*Fragmento mostrado*.
* * * *

Que la verdadera lucha debería centrarse en transformar ‘el mundo
real’. Que la lengua sólo refleja relaciones que son
‘extralingüísticas’. Que modificar la lengua ‘por la fuerza’
sólo es una cuestión de ‘corrección política’ que desvía la
atención del problema central y hasta lo enmascara. Pero les
lecteres que hayan llegado a este punto habrán atravesado media nota
escrita de forma tradicional y media nota escrita con lenguaje
inclusivo, de modo que además de toda la evidencia expuesta sobre la
relación entre lengua y pensamiento, podrán evaluar también cuán
traumática ha sido (o no) la experiencia, y preguntarse dónde ancla
verdaderamente el origen de esa resistencia, de esa desesperación
por preservar intacta la lengua.
Mientras
tanto, la disputa por el lenguaje continúa. Y de todas las formas
que puede tomar este problema, acaso la más emblemática sea el uso
de falsos genéricos, es decir, términos exclusivamente masculinos o
femeninos, utilizados genéricamente para representar tanto a hombres
como a mujeres, como cuando decimos ‘los científicos’:
técnicamente podríamos estar refiriéndonos a científiques
(varones, mujeres, etc.), aunque también diríamos ‘los
científicos’ si quisiéramos referirnos sólo a los que son
varones. En cambio, sólo usaríamos ‘las científicas’ para
hablar de las que son mujeres.

* * * *

*Tareas*.
1. Reproduce sin cambios la parte del fragmento que comienza con "Que la verdadera" y sigue hasta "intacta la lengua.".
2. Según el fragmento, ¿por qué la expresión 'los científicos' es un ejemplo de falso genérico? Explícalo en una a tres oraciones.
El material que aparece a continuación no tiene relación con el fragmento.

* * * *

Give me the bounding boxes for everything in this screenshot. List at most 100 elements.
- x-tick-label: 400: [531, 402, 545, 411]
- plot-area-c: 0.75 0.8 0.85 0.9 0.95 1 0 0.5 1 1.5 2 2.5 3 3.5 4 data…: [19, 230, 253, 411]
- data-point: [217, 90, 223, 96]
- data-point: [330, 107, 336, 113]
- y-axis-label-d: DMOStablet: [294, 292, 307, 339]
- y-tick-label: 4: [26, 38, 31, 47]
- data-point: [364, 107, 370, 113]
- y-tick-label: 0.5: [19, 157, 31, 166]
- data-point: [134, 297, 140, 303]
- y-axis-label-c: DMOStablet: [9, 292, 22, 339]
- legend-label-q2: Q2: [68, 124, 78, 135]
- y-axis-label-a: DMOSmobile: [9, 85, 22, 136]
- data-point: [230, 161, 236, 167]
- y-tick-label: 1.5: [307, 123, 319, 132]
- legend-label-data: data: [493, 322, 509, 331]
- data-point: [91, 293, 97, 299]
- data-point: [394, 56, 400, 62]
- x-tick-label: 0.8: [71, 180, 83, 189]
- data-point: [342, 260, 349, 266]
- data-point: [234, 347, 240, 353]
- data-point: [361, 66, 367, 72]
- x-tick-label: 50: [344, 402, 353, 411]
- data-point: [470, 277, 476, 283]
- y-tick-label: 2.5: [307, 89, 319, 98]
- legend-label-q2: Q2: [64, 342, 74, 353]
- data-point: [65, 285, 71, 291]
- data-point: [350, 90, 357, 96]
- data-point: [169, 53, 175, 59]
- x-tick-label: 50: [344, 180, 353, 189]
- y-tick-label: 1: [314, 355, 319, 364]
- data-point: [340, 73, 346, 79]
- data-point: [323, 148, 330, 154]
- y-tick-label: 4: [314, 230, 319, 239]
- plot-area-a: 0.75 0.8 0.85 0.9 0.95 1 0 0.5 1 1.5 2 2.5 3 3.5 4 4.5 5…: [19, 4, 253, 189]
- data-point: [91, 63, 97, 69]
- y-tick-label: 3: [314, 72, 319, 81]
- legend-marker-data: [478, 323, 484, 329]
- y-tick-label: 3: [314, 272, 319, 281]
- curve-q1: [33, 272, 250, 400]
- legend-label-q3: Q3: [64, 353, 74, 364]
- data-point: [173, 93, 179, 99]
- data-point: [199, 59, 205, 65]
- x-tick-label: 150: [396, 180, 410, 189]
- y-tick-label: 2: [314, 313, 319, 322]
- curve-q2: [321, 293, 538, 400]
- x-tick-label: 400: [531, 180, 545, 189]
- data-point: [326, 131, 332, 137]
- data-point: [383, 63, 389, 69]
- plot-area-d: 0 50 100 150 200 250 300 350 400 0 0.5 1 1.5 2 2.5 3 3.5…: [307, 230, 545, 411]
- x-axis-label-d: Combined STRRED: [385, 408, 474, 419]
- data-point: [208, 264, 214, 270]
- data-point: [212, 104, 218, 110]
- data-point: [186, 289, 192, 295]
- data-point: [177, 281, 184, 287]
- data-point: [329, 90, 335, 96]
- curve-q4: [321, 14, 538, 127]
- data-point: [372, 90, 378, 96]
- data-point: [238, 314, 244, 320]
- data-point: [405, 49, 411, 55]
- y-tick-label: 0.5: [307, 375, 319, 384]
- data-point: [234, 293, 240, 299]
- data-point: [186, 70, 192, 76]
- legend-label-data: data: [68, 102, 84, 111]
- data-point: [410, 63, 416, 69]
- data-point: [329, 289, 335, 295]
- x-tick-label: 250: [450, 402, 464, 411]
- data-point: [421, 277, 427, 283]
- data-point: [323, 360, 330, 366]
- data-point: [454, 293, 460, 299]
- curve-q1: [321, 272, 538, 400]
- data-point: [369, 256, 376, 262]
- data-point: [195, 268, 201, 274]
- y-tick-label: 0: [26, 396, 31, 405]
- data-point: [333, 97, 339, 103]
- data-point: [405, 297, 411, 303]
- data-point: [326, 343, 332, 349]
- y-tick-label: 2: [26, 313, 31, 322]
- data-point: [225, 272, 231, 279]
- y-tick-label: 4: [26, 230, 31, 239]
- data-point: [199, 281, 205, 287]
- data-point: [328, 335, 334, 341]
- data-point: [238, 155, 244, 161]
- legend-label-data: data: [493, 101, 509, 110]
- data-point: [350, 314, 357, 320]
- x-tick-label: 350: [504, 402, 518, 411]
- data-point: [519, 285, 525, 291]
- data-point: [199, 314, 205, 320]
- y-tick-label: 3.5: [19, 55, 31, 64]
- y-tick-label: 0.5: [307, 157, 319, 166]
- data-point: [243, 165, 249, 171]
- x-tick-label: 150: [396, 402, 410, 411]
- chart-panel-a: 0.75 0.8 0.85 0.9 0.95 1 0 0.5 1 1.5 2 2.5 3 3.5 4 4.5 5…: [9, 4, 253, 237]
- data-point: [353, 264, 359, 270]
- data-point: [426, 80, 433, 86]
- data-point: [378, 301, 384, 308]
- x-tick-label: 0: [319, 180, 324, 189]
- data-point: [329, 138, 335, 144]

* * * *

*Respuestas*.
1.
Que la verdadera lucha debería centrarse en transformar ‘el mundo
real’. Que la lengua sólo refleja relaciones que son
‘extralingüísticas’. Que modificar la lengua ‘por la fuerza’
sólo es una cuestión de ‘corrección política’ que desvía la
atención del problema central y hasta lo enmascara. Pero les
lecteres que hayan llegado a este punto habrán atravesado media nota
escrita de forma tradicional y media nota escrita con lenguaje
inclusivo, de modo que además de toda la evidencia expuesta sobre la
relación entre lengua y pensamiento, podrán evaluar también cuán
traumática ha sido (o no) la experiencia, y preguntarse dónde ancla
verdaderamente el origen de esa resistencia, de esa desesperación
por preservar intacta la lengua.

2. Porque es un término masculino que se usa para referirse a científicos de cualquier género (varones, mujeres, etc.), pero que también se emplearía para hablar solo de los varones. En cambio, 'las científicas' solo se usaría para referirse a las mujeres.